* What is being asked
Return every line of the items below word for word, changing nothing.

— Start —

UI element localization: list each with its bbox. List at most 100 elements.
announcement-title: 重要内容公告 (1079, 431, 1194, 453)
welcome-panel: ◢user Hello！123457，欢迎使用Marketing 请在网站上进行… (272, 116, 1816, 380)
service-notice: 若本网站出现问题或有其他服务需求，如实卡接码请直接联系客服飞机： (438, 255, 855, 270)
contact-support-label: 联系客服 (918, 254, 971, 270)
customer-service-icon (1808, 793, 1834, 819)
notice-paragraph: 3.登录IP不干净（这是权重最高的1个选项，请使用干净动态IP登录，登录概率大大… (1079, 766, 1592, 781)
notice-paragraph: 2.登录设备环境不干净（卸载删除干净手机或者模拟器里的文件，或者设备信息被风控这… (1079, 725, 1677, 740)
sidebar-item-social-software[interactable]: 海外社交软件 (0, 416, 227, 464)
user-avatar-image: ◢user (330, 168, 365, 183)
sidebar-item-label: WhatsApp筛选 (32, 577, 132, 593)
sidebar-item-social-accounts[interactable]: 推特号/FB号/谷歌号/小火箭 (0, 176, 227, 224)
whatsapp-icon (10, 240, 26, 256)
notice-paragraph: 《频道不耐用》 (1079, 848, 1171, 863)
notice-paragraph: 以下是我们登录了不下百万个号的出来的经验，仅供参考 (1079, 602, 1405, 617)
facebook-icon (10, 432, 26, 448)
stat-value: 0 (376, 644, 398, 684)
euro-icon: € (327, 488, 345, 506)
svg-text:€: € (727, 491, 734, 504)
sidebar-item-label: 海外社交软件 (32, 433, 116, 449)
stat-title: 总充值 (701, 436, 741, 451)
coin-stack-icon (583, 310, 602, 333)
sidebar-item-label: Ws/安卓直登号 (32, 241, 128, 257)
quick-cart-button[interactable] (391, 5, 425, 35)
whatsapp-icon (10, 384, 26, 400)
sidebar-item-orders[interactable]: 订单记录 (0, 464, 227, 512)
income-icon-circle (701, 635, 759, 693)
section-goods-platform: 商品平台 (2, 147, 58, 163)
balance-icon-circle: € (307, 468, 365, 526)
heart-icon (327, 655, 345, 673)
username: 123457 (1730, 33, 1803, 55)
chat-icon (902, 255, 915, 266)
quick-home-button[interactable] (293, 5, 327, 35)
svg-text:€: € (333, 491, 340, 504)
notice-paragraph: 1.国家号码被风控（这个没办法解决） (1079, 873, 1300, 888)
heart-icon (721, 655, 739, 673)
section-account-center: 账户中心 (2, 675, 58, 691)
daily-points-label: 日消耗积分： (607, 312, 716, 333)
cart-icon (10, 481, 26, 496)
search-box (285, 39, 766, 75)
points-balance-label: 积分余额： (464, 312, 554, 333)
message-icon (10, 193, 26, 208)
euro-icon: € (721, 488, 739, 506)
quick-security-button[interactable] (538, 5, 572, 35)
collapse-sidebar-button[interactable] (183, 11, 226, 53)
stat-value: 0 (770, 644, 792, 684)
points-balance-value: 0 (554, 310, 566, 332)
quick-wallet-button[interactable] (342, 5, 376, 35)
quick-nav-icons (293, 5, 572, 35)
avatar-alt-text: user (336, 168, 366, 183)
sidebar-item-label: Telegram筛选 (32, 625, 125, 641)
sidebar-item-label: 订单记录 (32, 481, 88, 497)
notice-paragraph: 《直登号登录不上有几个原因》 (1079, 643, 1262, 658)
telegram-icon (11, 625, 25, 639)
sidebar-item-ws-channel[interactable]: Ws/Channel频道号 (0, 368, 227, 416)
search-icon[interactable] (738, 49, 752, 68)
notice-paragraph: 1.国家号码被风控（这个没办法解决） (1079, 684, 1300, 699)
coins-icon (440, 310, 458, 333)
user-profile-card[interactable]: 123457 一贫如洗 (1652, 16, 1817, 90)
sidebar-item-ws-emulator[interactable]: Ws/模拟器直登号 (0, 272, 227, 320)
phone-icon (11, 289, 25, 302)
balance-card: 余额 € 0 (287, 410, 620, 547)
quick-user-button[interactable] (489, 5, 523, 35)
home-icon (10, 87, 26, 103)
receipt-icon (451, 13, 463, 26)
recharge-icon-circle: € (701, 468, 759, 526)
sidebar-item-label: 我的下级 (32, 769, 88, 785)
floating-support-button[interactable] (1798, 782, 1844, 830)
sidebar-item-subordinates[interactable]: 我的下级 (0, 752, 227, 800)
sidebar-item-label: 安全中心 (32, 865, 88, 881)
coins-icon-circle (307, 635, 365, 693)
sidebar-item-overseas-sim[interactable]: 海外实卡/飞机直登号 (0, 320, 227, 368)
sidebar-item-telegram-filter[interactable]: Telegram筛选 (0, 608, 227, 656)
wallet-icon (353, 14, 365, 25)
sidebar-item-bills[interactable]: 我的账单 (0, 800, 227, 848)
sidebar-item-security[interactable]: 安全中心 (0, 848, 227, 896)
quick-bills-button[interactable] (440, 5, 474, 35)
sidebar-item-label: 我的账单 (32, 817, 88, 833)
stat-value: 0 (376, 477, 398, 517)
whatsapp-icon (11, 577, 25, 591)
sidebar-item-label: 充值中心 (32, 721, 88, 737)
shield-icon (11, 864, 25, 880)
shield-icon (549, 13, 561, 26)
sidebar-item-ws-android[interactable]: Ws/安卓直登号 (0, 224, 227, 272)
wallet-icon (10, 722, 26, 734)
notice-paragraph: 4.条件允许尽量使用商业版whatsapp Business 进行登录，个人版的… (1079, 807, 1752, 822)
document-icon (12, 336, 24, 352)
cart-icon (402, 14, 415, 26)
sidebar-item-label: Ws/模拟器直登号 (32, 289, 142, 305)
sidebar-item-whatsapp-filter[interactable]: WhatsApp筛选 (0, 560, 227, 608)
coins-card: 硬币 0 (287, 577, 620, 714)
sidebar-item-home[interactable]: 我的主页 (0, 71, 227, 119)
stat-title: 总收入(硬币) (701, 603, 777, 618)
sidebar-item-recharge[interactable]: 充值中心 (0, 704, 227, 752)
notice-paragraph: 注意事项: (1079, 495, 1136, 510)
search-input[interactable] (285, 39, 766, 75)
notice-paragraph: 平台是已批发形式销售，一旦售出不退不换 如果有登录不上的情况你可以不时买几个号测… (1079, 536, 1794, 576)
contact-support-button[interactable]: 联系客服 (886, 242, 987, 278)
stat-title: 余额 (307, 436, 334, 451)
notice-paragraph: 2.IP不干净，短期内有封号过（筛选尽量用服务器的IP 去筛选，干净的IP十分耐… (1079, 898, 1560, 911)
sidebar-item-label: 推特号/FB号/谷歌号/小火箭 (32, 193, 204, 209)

— End —

* Answer to this problem
UI element localization: list each with its bbox. List at most 100 elements.
announcement-title: 重要内容公告 (1079, 431, 1194, 453)
welcome-panel: ◢user Hello！123457，欢迎使用Marketing 请在网站上进行… (272, 116, 1816, 380)
service-notice: 若本网站出现问题或有其他服务需求，如实卡接码请直接联系客服飞机： (438, 255, 855, 270)
contact-support-label: 联系客服 (918, 254, 971, 270)
customer-service-icon (1808, 793, 1834, 819)
notice-paragraph: 3.登录IP不干净（这是权重最高的1个选项，请使用干净动态IP登录，登录概率大大… (1079, 766, 1592, 781)
notice-paragraph: 2.登录设备环境不干净（卸载删除干净手机或者模拟器里的文件，或者设备信息被风控这… (1079, 725, 1677, 740)
sidebar-item-social-software[interactable]: 海外社交软件 (0, 416, 227, 464)
user-avatar-image: ◢user (330, 168, 365, 183)
sidebar-item-label: WhatsApp筛选 (32, 577, 132, 593)
sidebar-item-social-accounts[interactable]: 推特号/FB号/谷歌号/小火箭 (0, 176, 227, 224)
whatsapp-icon (10, 240, 26, 256)
notice-paragraph: 《频道不耐用》 (1079, 848, 1171, 863)
notice-paragraph: 以下是我们登录了不下百万个号的出来的经验，仅供参考 (1079, 602, 1405, 617)
facebook-icon (10, 432, 26, 448)
stat-value: 0 (376, 644, 398, 684)
euro-icon: € (327, 488, 345, 506)
svg-text:€: € (727, 491, 734, 504)
sidebar-item-label: 海外社交软件 (32, 433, 116, 449)
stat-title: 总充值 (701, 436, 741, 451)
coin-stack-icon (583, 310, 602, 333)
sidebar-item-label: Ws/安卓直登号 (32, 241, 128, 257)
quick-cart-button[interactable] (391, 5, 425, 35)
whatsapp-icon (10, 384, 26, 400)
sidebar-item-orders[interactable]: 订单记录 (0, 464, 227, 512)
income-icon-circle (701, 635, 759, 693)
section-goods-platform: 商品平台 (2, 147, 58, 163)
balance-icon-circle: € (307, 468, 365, 526)
heart-icon (327, 655, 345, 673)
username: 123457 (1730, 33, 1803, 55)
chat-icon (902, 255, 915, 266)
quick-home-button[interactable] (293, 5, 327, 35)
svg-text:€: € (333, 491, 340, 504)
notice-paragraph: 1.国家号码被风控（这个没办法解决） (1079, 873, 1300, 888)
heart-icon (721, 655, 739, 673)
section-account-center: 账户中心 (2, 675, 58, 691)
daily-points-label: 日消耗积分： (607, 312, 716, 333)
cart-icon (10, 481, 26, 496)
search-box (285, 39, 766, 75)
points-balance-label: 积分余额： (464, 312, 554, 333)
message-icon (10, 193, 26, 208)
euro-icon: € (721, 488, 739, 506)
quick-security-button[interactable] (538, 5, 572, 35)
collapse-sidebar-button[interactable] (183, 11, 226, 53)
stat-value: 0 (770, 644, 792, 684)
points-balance-value: 0 (554, 310, 566, 332)
quick-wallet-button[interactable] (342, 5, 376, 35)
quick-nav-icons (293, 5, 572, 35)
avatar-alt-text: user (336, 168, 366, 183)
sidebar-item-label: Telegram筛选 (32, 625, 125, 641)
sidebar-item-label: 订单记录 (32, 481, 88, 497)
notice-paragraph: 《直登号登录不上有几个原因》 (1079, 643, 1262, 658)
telegram-icon (11, 625, 25, 639)
sidebar-item-ws-channel[interactable]: Ws/Channel频道号 (0, 368, 227, 416)
search-icon[interactable] (738, 49, 752, 68)
notice-paragraph: 1.国家号码被风控（这个没办法解决） (1079, 684, 1300, 699)
coins-icon (440, 310, 458, 333)
user-profile-card[interactable]: 123457 一贫如洗 (1652, 16, 1817, 90)
sidebar-item-ws-emulator[interactable]: Ws/模拟器直登号 (0, 272, 227, 320)
phone-icon (11, 289, 25, 302)
balance-card: 余额 € 0 (287, 410, 620, 547)
quick-user-button[interactable] (489, 5, 523, 35)
home-icon (10, 87, 26, 103)
receipt-icon (451, 13, 463, 26)
recharge-icon-circle: € (701, 468, 759, 526)
sidebar-item-label: 我的下级 (32, 769, 88, 785)
floating-support-button[interactable] (1798, 782, 1844, 830)
sidebar-item-subordinates[interactable]: 我的下级 (0, 752, 227, 800)
sidebar-item-label: 安全中心 (32, 865, 88, 881)
coins-icon-circle (307, 635, 365, 693)
sidebar-item-overseas-sim[interactable]: 海外实卡/飞机直登号 (0, 320, 227, 368)
sidebar-item-telegram-filter[interactable]: Telegram筛选 (0, 608, 227, 656)
wallet-icon (353, 14, 365, 25)
sidebar-item-bills[interactable]: 我的账单 (0, 800, 227, 848)
sidebar-item-security[interactable]: 安全中心 (0, 848, 227, 896)
quick-bills-button[interactable] (440, 5, 474, 35)
sidebar-item-label: 我的账单 (32, 817, 88, 833)
stat-value: 0 (376, 477, 398, 517)
whatsapp-icon (11, 577, 25, 591)
sidebar-item-label: 充值中心 (32, 721, 88, 737)
shield-icon (11, 864, 25, 880)
shield-icon (549, 13, 561, 26)
sidebar-item-ws-android[interactable]: Ws/安卓直登号 (0, 224, 227, 272)
wallet-icon (10, 722, 26, 734)
notice-paragraph: 4.条件允许尽量使用商业版whatsapp Business 进行登录，个人版的… (1079, 807, 1752, 822)
document-icon (12, 336, 24, 352)
cart-icon (402, 14, 415, 26)
sidebar-item-label: Ws/模拟器直登号 (32, 289, 142, 305)
sidebar-item-whatsapp-filter[interactable]: WhatsApp筛选 (0, 560, 227, 608)
coins-card: 硬币 0 (287, 577, 620, 714)
sidebar-item-home[interactable]: 我的主页 (0, 71, 227, 119)
stat-title: 总收入(硬币) (701, 603, 777, 618)
sidebar-item-recharge[interactable]: 充值中心 (0, 704, 227, 752)
notice-paragraph: 注意事项: (1079, 495, 1136, 510)
search-input[interactable] (285, 39, 766, 75)
notice-paragraph: 平台是已批发形式销售，一旦售出不退不换 如果有登录不上的情况你可以不时买几个号测… (1079, 536, 1794, 576)
contact-support-button[interactable]: 联系客服 (886, 242, 987, 278)
stat-title: 余额 (307, 436, 334, 451)
notice-paragraph: 2.IP不干净，短期内有封号过（筛选尽量用服务器的IP 去筛选，干净的IP十分耐… (1079, 898, 1560, 911)
sidebar-item-label: 推特号/FB号/谷歌号/小火箭 (32, 193, 204, 209)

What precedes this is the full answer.